**Records for this task:**
[Start]

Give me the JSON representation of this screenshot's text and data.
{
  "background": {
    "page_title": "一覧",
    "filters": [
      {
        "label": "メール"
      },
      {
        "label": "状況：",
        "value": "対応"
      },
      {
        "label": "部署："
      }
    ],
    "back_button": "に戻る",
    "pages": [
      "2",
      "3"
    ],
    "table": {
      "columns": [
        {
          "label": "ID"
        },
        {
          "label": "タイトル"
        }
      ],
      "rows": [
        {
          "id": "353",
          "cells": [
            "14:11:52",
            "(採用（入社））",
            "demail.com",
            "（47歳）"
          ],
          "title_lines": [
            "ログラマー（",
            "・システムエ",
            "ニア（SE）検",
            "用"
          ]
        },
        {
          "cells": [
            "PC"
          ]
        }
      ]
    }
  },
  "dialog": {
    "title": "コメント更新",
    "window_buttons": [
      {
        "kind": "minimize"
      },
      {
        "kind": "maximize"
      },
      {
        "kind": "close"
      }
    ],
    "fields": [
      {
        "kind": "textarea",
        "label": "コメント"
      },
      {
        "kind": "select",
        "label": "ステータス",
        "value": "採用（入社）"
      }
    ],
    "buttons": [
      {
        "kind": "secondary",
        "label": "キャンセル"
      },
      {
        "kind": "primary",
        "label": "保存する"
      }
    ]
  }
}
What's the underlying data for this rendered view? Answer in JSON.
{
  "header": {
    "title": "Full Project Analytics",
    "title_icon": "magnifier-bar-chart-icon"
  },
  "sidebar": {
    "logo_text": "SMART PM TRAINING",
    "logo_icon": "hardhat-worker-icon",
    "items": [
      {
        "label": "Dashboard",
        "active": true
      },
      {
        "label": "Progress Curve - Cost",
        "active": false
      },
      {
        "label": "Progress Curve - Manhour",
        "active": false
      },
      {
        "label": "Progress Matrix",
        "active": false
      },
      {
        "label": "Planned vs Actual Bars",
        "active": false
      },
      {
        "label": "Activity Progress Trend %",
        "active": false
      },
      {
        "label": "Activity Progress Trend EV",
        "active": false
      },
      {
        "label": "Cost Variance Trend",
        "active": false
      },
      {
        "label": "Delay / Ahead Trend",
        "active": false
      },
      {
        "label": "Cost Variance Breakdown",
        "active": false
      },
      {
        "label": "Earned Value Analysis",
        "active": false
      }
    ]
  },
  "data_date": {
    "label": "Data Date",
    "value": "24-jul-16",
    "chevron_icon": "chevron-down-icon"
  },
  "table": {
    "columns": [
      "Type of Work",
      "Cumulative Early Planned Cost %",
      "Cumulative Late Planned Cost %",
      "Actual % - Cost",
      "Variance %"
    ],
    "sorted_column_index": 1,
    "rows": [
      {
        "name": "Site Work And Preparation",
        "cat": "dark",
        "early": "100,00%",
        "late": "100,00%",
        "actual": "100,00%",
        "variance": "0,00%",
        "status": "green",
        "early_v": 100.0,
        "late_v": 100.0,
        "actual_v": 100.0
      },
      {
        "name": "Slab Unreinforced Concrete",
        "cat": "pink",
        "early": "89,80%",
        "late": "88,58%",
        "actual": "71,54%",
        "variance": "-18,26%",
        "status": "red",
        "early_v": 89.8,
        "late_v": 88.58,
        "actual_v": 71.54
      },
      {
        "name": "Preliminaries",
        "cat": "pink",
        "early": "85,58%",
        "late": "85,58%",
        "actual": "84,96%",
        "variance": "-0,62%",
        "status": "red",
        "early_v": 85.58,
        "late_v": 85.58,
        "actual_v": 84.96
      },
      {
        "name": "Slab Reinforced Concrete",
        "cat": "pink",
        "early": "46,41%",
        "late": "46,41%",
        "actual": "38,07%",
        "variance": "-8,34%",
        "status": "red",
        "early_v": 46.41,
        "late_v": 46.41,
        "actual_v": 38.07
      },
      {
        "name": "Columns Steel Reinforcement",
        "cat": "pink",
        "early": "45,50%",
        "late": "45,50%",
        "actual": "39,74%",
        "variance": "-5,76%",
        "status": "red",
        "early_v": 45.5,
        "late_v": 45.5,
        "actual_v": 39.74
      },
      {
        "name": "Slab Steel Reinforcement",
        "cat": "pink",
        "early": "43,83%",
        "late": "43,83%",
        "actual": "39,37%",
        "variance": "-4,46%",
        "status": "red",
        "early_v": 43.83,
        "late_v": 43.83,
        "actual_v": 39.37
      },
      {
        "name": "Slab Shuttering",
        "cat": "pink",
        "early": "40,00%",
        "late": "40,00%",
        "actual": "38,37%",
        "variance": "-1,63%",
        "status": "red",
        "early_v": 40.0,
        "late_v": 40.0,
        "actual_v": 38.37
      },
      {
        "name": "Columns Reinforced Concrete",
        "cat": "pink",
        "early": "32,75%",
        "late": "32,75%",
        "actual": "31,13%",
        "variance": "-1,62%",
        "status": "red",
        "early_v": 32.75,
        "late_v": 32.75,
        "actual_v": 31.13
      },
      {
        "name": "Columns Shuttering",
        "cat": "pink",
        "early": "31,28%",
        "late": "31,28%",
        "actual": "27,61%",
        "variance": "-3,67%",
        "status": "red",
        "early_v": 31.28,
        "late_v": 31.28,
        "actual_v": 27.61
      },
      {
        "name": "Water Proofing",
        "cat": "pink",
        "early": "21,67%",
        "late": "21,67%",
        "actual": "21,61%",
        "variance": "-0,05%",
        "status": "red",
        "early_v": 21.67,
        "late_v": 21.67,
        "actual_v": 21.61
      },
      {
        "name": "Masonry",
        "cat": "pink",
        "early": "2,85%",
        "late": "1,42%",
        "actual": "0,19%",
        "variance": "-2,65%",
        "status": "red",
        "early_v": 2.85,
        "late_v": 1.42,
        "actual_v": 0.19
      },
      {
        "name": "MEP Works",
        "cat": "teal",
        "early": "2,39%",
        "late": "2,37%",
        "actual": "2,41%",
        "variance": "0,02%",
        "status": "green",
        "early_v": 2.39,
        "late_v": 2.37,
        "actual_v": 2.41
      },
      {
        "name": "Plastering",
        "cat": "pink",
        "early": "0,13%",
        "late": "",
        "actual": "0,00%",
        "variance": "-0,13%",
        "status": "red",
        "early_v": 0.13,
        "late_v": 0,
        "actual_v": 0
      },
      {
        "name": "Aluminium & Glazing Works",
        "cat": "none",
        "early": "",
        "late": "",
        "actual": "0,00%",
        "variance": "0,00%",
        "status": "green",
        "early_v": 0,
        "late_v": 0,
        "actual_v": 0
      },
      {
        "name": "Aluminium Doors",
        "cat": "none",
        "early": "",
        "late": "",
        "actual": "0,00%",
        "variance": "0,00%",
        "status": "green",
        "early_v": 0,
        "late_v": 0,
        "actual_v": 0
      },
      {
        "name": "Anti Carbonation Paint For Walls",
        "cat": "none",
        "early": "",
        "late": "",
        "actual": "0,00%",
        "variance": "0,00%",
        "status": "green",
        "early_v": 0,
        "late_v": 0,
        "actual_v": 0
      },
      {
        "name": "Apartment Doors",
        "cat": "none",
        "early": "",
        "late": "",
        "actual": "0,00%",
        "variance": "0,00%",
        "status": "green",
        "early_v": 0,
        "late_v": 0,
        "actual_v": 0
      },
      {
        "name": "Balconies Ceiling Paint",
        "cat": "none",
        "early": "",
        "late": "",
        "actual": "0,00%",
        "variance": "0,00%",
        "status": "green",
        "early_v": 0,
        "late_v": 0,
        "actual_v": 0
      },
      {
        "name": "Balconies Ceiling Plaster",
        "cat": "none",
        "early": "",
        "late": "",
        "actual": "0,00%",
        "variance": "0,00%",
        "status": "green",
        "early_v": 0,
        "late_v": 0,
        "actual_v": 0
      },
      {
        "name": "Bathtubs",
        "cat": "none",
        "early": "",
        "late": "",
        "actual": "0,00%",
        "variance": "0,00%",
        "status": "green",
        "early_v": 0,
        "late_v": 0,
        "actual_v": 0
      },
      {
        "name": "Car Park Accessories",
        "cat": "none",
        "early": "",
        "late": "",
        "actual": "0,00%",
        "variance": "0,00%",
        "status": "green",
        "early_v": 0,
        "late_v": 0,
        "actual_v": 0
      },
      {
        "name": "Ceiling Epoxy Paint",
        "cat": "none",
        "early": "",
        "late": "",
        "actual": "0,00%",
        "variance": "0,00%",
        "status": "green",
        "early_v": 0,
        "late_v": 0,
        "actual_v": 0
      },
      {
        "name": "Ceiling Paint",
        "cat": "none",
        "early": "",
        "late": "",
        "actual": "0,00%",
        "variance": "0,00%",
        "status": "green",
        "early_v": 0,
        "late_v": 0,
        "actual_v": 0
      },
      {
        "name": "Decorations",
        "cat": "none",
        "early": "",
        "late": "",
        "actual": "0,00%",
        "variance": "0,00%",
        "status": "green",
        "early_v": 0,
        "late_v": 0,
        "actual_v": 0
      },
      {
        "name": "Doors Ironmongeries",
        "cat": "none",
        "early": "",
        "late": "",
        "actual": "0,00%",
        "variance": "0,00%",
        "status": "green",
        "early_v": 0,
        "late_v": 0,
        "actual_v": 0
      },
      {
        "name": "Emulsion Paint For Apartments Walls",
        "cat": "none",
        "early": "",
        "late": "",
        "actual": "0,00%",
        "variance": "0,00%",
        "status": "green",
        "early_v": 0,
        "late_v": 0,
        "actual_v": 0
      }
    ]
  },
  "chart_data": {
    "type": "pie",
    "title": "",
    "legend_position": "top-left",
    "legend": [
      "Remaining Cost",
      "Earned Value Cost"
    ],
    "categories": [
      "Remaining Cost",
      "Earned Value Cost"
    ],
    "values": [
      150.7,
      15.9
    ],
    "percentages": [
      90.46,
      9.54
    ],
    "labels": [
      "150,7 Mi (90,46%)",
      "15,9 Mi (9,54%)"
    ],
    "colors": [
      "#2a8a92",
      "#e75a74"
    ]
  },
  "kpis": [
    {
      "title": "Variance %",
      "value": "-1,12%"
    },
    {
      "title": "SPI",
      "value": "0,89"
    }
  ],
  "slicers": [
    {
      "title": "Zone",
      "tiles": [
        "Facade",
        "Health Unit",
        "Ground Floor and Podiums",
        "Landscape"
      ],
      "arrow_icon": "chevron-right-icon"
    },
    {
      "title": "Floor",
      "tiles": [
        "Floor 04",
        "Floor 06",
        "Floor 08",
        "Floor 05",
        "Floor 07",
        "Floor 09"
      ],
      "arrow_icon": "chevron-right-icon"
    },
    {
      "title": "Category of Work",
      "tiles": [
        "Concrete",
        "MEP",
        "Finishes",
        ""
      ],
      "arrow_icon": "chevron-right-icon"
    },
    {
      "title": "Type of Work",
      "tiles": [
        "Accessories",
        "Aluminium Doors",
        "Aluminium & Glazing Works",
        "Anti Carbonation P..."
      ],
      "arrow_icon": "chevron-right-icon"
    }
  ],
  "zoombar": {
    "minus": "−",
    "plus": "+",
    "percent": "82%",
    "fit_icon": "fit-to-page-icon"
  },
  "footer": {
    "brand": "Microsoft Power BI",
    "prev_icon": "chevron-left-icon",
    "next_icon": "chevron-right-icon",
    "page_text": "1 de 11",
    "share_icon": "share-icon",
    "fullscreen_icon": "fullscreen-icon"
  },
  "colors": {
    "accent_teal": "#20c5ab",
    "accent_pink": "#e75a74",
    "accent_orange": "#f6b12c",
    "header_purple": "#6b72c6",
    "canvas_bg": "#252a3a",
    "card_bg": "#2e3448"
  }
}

[End]

**Exercise brief:** Write out each line of the data that holds the string "Shuttering".

**Task response:**
        "name": "Slab Shuttering",
        "name": "Columns Shuttering",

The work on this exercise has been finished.